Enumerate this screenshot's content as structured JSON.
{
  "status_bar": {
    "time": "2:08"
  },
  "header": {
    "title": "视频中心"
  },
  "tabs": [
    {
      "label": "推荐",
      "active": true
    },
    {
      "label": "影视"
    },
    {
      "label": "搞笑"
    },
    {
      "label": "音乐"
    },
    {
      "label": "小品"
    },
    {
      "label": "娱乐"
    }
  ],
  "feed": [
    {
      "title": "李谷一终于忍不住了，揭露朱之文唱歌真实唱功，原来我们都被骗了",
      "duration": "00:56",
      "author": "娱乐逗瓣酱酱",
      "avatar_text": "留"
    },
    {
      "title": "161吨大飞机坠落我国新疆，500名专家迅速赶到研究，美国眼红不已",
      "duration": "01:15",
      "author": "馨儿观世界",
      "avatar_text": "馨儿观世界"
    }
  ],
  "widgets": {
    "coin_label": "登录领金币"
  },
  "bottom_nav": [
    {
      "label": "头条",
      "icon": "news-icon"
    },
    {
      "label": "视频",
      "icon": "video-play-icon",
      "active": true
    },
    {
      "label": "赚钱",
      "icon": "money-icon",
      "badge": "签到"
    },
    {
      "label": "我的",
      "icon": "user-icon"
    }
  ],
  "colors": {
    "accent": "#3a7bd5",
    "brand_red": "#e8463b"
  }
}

===

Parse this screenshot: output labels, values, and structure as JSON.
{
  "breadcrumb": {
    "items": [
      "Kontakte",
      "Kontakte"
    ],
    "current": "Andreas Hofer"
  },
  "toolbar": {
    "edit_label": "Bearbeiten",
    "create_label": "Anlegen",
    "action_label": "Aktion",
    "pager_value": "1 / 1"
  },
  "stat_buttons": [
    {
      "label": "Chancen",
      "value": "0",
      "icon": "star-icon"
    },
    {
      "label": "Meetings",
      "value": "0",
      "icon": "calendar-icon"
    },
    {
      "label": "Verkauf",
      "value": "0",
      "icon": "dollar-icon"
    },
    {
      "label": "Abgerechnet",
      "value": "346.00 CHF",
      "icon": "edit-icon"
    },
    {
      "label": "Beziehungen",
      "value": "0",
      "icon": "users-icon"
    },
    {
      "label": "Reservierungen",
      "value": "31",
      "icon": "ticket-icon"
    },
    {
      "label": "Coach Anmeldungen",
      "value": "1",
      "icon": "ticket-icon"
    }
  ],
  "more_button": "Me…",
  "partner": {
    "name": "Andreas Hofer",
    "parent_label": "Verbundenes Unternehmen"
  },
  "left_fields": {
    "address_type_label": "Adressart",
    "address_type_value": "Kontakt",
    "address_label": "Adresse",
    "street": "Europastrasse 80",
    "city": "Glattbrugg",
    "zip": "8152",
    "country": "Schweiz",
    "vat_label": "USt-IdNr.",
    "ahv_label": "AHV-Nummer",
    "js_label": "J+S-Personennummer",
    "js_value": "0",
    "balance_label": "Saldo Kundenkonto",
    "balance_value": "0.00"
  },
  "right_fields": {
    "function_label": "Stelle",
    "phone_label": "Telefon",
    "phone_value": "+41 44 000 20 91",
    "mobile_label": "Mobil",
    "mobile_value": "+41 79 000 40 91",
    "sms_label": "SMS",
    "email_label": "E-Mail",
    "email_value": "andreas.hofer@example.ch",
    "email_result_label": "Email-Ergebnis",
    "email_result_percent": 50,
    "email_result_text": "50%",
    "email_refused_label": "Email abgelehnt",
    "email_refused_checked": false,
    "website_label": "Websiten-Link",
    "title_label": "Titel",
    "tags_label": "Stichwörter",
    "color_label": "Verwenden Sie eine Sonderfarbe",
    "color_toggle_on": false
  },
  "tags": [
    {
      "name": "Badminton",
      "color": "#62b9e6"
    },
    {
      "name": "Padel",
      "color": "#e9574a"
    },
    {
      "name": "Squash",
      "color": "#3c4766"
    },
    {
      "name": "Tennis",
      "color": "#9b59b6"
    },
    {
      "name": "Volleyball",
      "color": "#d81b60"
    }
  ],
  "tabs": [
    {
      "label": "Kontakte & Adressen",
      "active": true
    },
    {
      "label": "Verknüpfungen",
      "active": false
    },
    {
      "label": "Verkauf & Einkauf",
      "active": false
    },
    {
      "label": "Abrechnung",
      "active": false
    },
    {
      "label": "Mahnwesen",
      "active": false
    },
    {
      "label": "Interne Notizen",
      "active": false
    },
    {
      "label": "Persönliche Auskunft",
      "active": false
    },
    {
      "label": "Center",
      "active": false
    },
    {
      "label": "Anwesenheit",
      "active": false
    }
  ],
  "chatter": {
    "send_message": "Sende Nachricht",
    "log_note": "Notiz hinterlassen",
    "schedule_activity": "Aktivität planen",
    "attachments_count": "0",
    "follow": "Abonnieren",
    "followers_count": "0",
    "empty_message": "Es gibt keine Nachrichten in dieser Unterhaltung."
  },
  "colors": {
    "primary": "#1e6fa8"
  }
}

===

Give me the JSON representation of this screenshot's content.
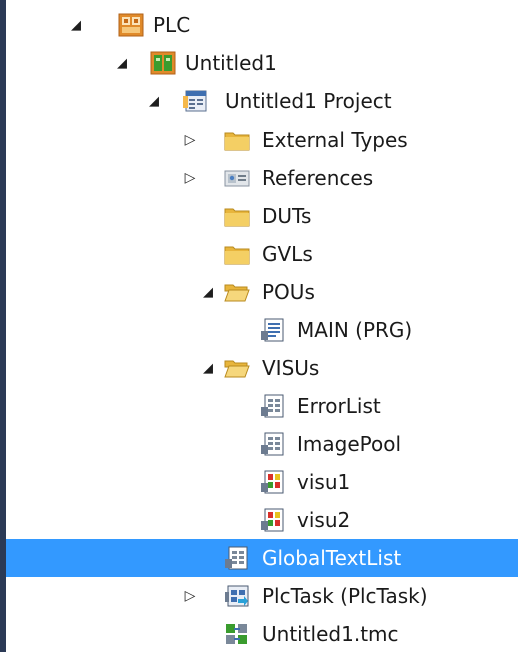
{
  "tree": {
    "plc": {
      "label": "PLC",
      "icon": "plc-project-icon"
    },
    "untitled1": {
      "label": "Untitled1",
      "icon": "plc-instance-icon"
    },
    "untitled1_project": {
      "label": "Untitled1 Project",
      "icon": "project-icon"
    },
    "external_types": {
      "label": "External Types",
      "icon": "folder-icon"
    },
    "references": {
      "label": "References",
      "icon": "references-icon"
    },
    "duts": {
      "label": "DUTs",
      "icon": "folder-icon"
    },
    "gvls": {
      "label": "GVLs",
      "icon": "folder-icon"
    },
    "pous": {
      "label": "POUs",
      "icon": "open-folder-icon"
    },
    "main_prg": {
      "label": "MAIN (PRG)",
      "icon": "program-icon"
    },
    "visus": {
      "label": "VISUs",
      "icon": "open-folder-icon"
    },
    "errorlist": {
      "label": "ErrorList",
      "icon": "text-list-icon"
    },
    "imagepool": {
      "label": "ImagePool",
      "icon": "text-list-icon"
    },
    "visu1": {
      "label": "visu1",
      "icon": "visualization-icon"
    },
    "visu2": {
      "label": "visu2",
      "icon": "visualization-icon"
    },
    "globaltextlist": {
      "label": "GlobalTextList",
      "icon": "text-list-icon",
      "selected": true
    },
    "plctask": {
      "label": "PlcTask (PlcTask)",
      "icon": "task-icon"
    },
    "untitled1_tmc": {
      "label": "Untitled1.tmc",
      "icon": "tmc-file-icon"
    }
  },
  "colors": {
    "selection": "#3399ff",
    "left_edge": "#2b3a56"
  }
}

===

▶ What this task involves
Select the lines in this material that hold the word "name", leaving none out.

▶ Response for this exercise
    "name": "Andreas Hofer",
      "name": "Badminton",
      "name": "Padel",
      "name": "Squash",
      "name": "Tennis",
      "name": "Volleyball",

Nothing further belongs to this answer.